• **Task prompt**
Write out all of the entries exactly, please.

• **Supplied material**
>>>>

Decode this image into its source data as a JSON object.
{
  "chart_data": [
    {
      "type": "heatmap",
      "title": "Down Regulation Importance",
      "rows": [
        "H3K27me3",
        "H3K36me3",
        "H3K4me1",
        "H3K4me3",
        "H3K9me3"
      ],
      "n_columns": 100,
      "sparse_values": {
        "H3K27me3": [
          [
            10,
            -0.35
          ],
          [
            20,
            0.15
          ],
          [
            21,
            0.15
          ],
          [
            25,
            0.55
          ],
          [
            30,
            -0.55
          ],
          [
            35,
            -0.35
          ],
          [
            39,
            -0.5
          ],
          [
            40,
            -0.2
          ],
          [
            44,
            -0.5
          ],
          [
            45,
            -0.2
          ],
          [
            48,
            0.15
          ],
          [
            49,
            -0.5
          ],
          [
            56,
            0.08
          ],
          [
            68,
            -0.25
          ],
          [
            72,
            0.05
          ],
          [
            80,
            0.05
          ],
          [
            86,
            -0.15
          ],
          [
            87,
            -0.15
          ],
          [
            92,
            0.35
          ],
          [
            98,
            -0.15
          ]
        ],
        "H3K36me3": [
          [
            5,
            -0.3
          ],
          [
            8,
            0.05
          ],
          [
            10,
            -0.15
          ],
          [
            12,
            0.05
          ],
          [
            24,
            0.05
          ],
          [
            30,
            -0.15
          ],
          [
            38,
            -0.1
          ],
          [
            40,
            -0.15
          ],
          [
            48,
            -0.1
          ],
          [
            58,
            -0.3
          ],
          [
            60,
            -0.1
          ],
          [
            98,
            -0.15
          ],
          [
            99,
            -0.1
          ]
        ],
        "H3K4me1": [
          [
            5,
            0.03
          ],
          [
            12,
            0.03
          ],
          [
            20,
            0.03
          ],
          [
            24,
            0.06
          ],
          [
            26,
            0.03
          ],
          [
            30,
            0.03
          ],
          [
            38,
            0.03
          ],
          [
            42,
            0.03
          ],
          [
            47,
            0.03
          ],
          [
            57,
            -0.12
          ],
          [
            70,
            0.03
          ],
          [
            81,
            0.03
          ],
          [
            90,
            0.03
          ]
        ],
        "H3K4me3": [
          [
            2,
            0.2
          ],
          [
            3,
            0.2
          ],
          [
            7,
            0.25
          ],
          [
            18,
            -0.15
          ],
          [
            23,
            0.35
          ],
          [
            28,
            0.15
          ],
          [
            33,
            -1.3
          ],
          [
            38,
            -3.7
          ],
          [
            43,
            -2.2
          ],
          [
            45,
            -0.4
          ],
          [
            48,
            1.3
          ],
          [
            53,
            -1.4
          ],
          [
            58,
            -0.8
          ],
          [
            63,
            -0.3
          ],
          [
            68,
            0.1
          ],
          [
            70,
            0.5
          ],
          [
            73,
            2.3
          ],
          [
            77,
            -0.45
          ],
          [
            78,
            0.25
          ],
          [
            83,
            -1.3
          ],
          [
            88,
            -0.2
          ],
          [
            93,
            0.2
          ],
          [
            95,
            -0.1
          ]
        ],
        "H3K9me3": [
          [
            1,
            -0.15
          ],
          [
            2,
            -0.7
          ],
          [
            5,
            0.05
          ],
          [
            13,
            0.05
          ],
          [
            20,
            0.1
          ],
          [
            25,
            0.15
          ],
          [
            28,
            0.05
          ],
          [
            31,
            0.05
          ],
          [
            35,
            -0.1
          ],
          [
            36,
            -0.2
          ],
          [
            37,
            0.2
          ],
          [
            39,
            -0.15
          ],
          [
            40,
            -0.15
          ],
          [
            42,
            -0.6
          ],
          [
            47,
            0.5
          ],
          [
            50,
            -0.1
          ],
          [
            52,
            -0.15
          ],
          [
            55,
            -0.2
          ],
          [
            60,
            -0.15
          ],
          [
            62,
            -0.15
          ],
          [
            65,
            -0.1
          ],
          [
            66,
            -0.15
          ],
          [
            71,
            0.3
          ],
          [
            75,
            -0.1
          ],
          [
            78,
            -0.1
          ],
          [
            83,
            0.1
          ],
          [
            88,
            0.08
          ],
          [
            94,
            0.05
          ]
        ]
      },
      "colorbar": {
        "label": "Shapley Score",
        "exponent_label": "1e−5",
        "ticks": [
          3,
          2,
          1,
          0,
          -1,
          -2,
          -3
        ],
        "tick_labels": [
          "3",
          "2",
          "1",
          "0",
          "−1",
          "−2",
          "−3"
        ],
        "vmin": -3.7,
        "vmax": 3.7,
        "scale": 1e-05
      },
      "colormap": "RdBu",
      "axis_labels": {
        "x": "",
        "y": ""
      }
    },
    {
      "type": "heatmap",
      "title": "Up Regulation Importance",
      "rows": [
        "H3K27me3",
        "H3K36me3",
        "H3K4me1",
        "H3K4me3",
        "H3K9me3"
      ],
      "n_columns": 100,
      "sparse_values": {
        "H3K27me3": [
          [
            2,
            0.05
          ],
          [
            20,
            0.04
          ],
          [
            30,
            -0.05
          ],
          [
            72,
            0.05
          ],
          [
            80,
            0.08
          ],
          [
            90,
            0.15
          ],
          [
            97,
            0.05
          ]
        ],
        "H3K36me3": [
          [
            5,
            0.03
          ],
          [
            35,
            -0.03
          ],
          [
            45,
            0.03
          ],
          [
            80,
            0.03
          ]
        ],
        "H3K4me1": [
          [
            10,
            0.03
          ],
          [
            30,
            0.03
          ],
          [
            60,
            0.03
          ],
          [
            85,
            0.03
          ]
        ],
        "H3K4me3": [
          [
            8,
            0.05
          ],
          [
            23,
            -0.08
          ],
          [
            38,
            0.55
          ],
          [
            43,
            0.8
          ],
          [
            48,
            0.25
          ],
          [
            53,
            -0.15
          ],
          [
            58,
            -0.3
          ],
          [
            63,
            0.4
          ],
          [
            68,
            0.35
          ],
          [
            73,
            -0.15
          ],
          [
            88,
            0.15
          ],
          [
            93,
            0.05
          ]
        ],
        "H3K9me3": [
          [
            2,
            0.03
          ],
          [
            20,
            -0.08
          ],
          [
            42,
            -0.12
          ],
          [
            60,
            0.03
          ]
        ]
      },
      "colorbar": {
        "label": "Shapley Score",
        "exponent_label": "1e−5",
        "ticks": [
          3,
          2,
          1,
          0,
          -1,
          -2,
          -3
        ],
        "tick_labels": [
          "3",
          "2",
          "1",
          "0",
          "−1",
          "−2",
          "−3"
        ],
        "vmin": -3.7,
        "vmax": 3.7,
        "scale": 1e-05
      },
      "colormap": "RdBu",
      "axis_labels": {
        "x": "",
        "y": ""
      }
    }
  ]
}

<<<<

• **Response to this task**
Decode this image into its source data as a JSON object.
{
  "chart_data": [
    {
      "type": "heatmap",
      "title": "Down Regulation Importance",
      "rows": [
        "H3K27me3",
        "H3K36me3",
        "H3K4me1",
        "H3K4me3",
        "H3K9me3"
      ],
      "n_columns": 100,
      "sparse_values": {
        "H3K27me3": [
          [
            10,
            -0.35
          ],
          [
            20,
            0.15
          ],
          [
            21,
            0.15
          ],
          [
            25,
            0.55
          ],
          [
            30,
            -0.55
          ],
          [
            35,
            -0.35
          ],
          [
            39,
            -0.5
          ],
          [
            40,
            -0.2
          ],
          [
            44,
            -0.5
          ],
          [
            45,
            -0.2
          ],
          [
            48,
            0.15
          ],
          [
            49,
            -0.5
          ],
          [
            56,
            0.08
          ],
          [
            68,
            -0.25
          ],
          [
            72,
            0.05
          ],
          [
            80,
            0.05
          ],
          [
            86,
            -0.15
          ],
          [
            87,
            -0.15
          ],
          [
            92,
            0.35
          ],
          [
            98,
            -0.15
          ]
        ],
        "H3K36me3": [
          [
            5,
            -0.3
          ],
          [
            8,
            0.05
          ],
          [
            10,
            -0.15
          ],
          [
            12,
            0.05
          ],
          [
            24,
            0.05
          ],
          [
            30,
            -0.15
          ],
          [
            38,
            -0.1
          ],
          [
            40,
            -0.15
          ],
          [
            48,
            -0.1
          ],
          [
            58,
            -0.3
          ],
          [
            60,
            -0.1
          ],
          [
            98,
            -0.15
          ],
          [
            99,
            -0.1
          ]
        ],
        "H3K4me1": [
          [
            5,
            0.03
          ],
          [
            12,
            0.03
          ],
          [
            20,
            0.03
          ],
          [
            24,
            0.06
          ],
          [
            26,
            0.03
          ],
          [
            30,
            0.03
          ],
          [
            38,
            0.03
          ],
          [
            42,
            0.03
          ],
          [
            47,
            0.03
          ],
          [
            57,
            -0.12
          ],
          [
            70,
            0.03
          ],
          [
            81,
            0.03
          ],
          [
            90,
            0.03
          ]
        ],
        "H3K4me3": [
          [
            2,
            0.2
          ],
          [
            3,
            0.2
          ],
          [
            7,
            0.25
          ],
          [
            18,
            -0.15
          ],
          [
            23,
            0.35
          ],
          [
            28,
            0.15
          ],
          [
            33,
            -1.3
          ],
          [
            38,
            -3.7
          ],
          [
            43,
            -2.2
          ],
          [
            45,
            -0.4
          ],
          [
            48,
            1.3
          ],
          [
            53,
            -1.4
          ],
          [
            58,
            -0.8
          ],
          [
            63,
            -0.3
          ],
          [
            68,
            0.1
          ],
          [
            70,
            0.5
          ],
          [
            73,
            2.3
          ],
          [
            77,
            -0.45
          ],
          [
            78,
            0.25
          ],
          [
            83,
            -1.3
          ],
          [
            88,
            -0.2
          ],
          [
            93,
            0.2
          ],
          [
            95,
            -0.1
          ]
        ],
        "H3K9me3": [
          [
            1,
            -0.15
          ],
          [
            2,
            -0.7
          ],
          [
            5,
            0.05
          ],
          [
            13,
            0.05
          ],
          [
            20,
            0.1
          ],
          [
            25,
            0.15
          ],
          [
            28,
            0.05
          ],
          [
            31,
            0.05
          ],
          [
            35,
            -0.1
          ],
          [
            36,
            -0.2
          ],
          [
            37,
            0.2
          ],
          [
            39,
            -0.15
          ],
          [
            40,
            -0.15
          ],
          [
            42,
            -0.6
          ],
          [
            47,
            0.5
          ],
          [
            50,
            -0.1
          ],
          [
            52,
            -0.15
          ],
          [
            55,
            -0.2
          ],
          [
            60,
            -0.15
          ],
          [
            62,
            -0.15
          ],
          [
            65,
            -0.1
          ],
          [
            66,
            -0.15
          ],
          [
            71,
            0.3
          ],
          [
            75,
            -0.1
          ],
          [
            78,
            -0.1
          ],
          [
            83,
            0.1
          ],
          [
            88,
            0.08
          ],
          [
            94,
            0.05
          ]
        ]
      },
      "colorbar": {
        "label": "Shapley Score",
        "exponent_label": "1e−5",
        "ticks": [
          3,
          2,
          1,
          0,
          -1,
          -2,
          -3
        ],
        "tick_labels": [
          "3",
          "2",
          "1",
          "0",
          "−1",
          "−2",
          "−3"
        ],
        "vmin": -3.7,
        "vmax": 3.7,
        "scale": 1e-05
      },
      "colormap": "RdBu",
      "axis_labels": {
        "x": "",
        "y": ""
      }
    },
    {
      "type": "heatmap",
      "title": "Up Regulation Importance",
      "rows": [
        "H3K27me3",
        "H3K36me3",
        "H3K4me1",
        "H3K4me3",
        "H3K9me3"
      ],
      "n_columns": 100,
      "sparse_values": {
        "H3K27me3": [
          [
            2,
            0.05
          ],
          [
            20,
            0.04
          ],
          [
            30,
            -0.05
          ],
          [
            72,
            0.05
          ],
          [
            80,
            0.08
          ],
          [
            90,
            0.15
          ],
          [
            97,
            0.05
          ]
        ],
        "H3K36me3": [
          [
            5,
            0.03
          ],
          [
            35,
            -0.03
          ],
          [
            45,
            0.03
          ],
          [
            80,
            0.03
          ]
        ],
        "H3K4me1": [
          [
            10,
            0.03
          ],
          [
            30,
            0.03
          ],
          [
            60,
            0.03
          ],
          [
            85,
            0.03
          ]
        ],
        "H3K4me3": [
          [
            8,
            0.05
          ],
          [
            23,
            -0.08
          ],
          [
            38,
            0.55
          ],
          [
            43,
            0.8
          ],
          [
            48,
            0.25
          ],
          [
            53,
            -0.15
          ],
          [
            58,
            -0.3
          ],
          [
            63,
            0.4
          ],
          [
            68,
            0.35
          ],
          [
            73,
            -0.15
          ],
          [
            88,
            0.15
          ],
          [
            93,
            0.05
          ]
        ],
        "H3K9me3": [
          [
            2,
            0.03
          ],
          [
            20,
            -0.08
          ],
          [
            42,
            -0.12
          ],
          [
            60,
            0.03
          ]
        ]
      },
      "colorbar": {
        "label": "Shapley Score",
        "exponent_label": "1e−5",
        "ticks": [
          3,
          2,
          1,
          0,
          -1,
          -2,
          -3
        ],
        "tick_labels": [
          "3",
          "2",
          "1",
          "0",
          "−1",
          "−2",
          "−3"
        ],
        "vmin": -3.7,
        "vmax": 3.7,
        "scale": 1e-05
      },
      "colormap": "RdBu",
      "axis_labels": {
        "x": "",
        "y": ""
      }
    }
  ]
}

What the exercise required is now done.